• _PASSAGE TO READ_:
________________
Eight Touchstones for a Loving Sexual Relationship

by | Aug 19, 2013 | Anxiety, Relationships, Sexuality Collection | 21 comments

IMG_2587Sex is a common source of anxiety for many couples. Plagued by the world of “shoulds” that permeates our mindsets regarding love and relationships, most people carry a host of unrealistic expectations into their sex lives.When sex fails to live up to the impossible ideal, you may assume that there’s something wrong with your relationship or that you’re with the wrong partner. “Sex should be effortless,” the media says. “You should have wild chemistry right from the start,” Hollywood espouses. These are among the many lies that seep into our consciousness and can have a deleterious effect on our sex lives.

The truth is that sex is complicated. It touches on our most vulnerable places in every area of self: emotional, psychological, physical, and spiritual. Few people begin their relationships with a clean slate but arrive with negative experiences around sex, early trauma, and/or erroneous beliefs that color their sexuality. The bedroom is often the place where the past collides with the present, so it would make sense that it isn’t always the smoothest ride. If you struggle with sex, you’re far from alone, and the following touchstones can help you navigate these tender places with more gentleness, honesty, and compassion.

1. Communicate Sensitively

I can’t tell you the number of clients who have said to me, “I don’t like kissing my partner because his kisses are too wet but I don’t want to say anything because I don’t want to hurt his feelings.” Since avoiding kissing can also hurt his feelings, I encourage my clients to sensitively communicate how they feel.” Without fail, the partner is grateful that she’s spoken up and the entire relationship can shift from this one simple change.

Likewise, if your partner is going too fast, for example, it’s okay to say, “Slow down, honey.” The key is to communicate gently and with love and keep in mind that sex is just as vulnerable for your partner as it is for you.
________________
• _ITEMS_:
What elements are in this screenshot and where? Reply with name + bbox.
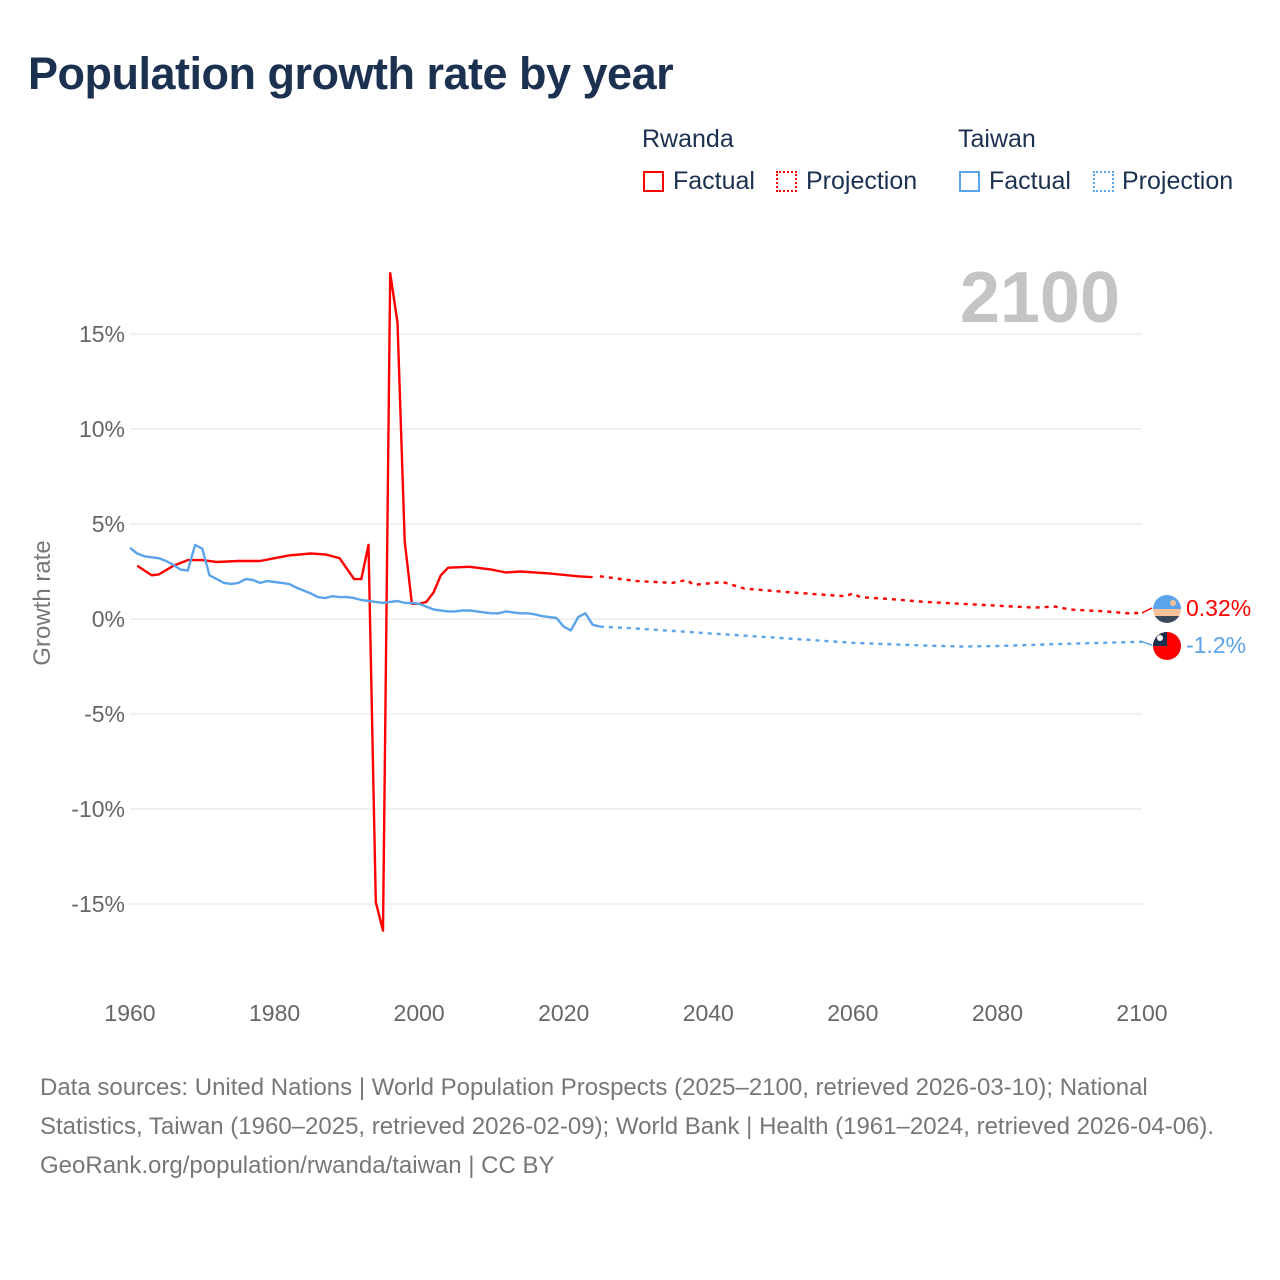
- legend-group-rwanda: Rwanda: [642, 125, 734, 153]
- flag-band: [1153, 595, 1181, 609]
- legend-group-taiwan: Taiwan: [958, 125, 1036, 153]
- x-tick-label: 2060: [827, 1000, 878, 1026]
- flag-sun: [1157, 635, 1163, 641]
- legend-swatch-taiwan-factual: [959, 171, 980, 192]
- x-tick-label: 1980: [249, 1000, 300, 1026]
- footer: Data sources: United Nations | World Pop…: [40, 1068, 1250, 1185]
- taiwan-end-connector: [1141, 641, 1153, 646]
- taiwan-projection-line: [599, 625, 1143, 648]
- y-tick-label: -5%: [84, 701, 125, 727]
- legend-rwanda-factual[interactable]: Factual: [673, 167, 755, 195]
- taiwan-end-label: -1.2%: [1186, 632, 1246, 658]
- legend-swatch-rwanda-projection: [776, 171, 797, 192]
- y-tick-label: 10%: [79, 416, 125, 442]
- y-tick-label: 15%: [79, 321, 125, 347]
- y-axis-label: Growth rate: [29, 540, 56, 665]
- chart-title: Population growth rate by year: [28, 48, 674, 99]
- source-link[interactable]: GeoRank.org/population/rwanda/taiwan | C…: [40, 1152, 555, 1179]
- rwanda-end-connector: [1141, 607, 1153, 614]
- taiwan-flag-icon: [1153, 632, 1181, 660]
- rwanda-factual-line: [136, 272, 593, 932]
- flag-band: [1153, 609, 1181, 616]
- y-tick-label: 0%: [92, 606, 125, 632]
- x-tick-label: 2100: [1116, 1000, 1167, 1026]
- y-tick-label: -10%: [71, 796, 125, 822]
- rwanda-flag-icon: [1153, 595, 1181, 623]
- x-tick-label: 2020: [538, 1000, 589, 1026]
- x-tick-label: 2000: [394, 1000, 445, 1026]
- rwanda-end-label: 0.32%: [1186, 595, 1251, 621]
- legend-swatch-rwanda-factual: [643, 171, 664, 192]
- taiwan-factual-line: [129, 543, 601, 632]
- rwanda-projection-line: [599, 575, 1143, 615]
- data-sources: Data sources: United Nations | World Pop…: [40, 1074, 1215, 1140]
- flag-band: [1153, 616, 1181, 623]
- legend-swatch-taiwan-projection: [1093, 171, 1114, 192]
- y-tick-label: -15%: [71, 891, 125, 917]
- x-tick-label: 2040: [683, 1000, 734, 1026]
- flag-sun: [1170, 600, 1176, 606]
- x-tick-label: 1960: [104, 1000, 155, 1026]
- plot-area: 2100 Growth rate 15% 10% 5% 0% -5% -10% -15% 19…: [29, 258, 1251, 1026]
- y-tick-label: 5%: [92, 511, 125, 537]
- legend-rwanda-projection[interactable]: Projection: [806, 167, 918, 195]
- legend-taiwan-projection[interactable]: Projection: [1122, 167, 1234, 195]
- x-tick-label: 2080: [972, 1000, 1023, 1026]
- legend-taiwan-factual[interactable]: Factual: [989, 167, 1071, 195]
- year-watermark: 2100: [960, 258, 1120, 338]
________________
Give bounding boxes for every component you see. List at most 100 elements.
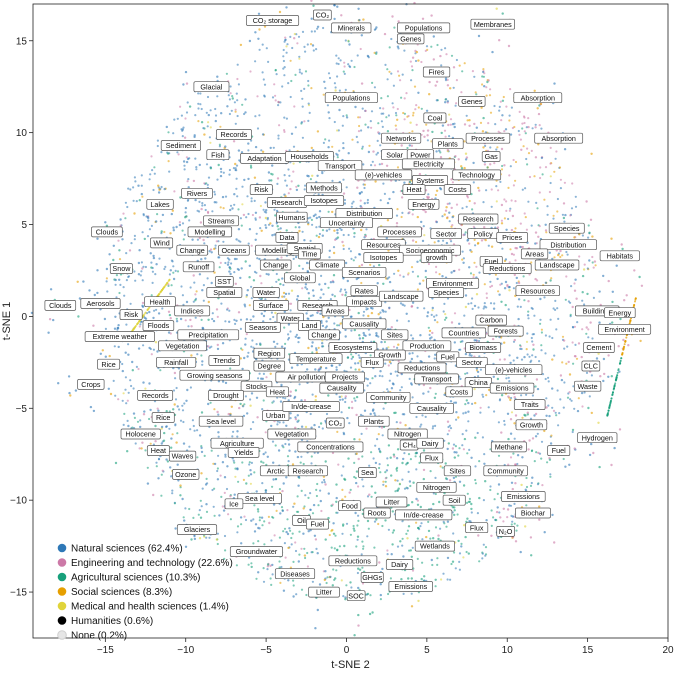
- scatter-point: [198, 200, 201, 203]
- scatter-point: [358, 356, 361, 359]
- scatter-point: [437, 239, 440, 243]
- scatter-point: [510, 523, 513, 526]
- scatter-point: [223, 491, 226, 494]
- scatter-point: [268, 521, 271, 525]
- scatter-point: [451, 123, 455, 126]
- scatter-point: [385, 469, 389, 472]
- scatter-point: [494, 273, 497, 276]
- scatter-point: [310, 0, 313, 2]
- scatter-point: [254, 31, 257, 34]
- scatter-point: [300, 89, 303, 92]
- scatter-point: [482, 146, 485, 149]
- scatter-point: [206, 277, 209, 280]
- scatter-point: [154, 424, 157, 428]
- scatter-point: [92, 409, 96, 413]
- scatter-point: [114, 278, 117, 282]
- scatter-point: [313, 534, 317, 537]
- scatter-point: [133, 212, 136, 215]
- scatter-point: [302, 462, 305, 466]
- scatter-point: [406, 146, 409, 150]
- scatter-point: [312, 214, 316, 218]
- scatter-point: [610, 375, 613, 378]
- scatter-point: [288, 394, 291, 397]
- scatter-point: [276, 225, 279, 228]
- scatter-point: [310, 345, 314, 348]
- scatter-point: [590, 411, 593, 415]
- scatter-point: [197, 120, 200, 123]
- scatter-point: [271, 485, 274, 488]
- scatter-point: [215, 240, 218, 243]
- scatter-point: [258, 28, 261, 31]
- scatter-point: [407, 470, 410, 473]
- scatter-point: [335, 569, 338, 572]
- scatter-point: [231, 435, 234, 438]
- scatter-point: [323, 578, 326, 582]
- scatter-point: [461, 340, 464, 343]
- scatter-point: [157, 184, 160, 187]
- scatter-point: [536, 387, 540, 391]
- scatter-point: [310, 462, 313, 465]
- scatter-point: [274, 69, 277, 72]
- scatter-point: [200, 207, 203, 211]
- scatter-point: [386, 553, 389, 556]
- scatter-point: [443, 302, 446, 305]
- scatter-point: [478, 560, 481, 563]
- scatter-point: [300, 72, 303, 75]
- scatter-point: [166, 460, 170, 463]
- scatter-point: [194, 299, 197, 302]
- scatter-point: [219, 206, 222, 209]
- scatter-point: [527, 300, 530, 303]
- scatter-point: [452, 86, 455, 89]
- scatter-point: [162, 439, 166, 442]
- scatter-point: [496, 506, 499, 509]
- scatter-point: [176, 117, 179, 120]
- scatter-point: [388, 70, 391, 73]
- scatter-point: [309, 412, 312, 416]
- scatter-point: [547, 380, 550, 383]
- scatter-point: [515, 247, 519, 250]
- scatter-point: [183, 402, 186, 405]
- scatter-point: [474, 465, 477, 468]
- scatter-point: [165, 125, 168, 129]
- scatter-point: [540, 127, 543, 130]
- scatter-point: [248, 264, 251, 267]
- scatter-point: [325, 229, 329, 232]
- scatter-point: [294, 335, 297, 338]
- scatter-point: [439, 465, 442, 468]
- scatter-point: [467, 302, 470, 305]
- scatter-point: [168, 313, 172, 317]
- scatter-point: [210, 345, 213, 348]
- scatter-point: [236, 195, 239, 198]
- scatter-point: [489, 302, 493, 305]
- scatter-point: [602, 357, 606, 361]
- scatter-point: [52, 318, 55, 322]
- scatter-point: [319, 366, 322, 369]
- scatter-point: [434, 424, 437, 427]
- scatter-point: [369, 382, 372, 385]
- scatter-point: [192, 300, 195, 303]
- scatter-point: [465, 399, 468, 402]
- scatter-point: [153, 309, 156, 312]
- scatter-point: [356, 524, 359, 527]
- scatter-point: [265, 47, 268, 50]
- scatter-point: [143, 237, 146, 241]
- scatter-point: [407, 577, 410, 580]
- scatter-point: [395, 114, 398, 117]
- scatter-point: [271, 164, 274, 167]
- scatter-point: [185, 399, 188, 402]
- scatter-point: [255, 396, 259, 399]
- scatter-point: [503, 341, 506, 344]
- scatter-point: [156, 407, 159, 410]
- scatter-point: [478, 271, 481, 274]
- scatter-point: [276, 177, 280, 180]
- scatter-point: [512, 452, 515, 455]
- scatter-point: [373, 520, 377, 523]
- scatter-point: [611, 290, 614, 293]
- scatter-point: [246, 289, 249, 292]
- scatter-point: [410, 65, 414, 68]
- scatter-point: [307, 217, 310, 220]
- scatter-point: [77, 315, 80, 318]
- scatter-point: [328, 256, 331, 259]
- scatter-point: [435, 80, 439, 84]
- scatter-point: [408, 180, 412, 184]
________________
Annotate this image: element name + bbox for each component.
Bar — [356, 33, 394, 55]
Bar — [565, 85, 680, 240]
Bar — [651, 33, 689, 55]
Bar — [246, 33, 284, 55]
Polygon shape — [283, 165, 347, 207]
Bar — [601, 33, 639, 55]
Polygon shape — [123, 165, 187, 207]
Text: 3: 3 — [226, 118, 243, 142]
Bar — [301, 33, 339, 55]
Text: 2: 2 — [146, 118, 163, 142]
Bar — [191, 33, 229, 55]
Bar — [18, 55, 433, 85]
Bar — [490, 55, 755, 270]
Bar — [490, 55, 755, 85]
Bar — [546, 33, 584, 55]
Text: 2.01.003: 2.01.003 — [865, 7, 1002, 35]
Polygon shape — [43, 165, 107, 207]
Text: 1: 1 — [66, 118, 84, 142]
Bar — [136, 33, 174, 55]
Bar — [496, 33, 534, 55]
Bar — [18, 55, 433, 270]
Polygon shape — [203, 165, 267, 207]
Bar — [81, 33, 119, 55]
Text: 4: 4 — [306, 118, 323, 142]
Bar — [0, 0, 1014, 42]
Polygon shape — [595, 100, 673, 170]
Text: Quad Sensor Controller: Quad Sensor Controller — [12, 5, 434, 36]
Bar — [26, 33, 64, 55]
________________
• _EXERCISE GOAL_:
In the relationship touchstones article, what does it say the media claims about sex?

• _EXPECTED ANSWER_:
That sex should be effortless.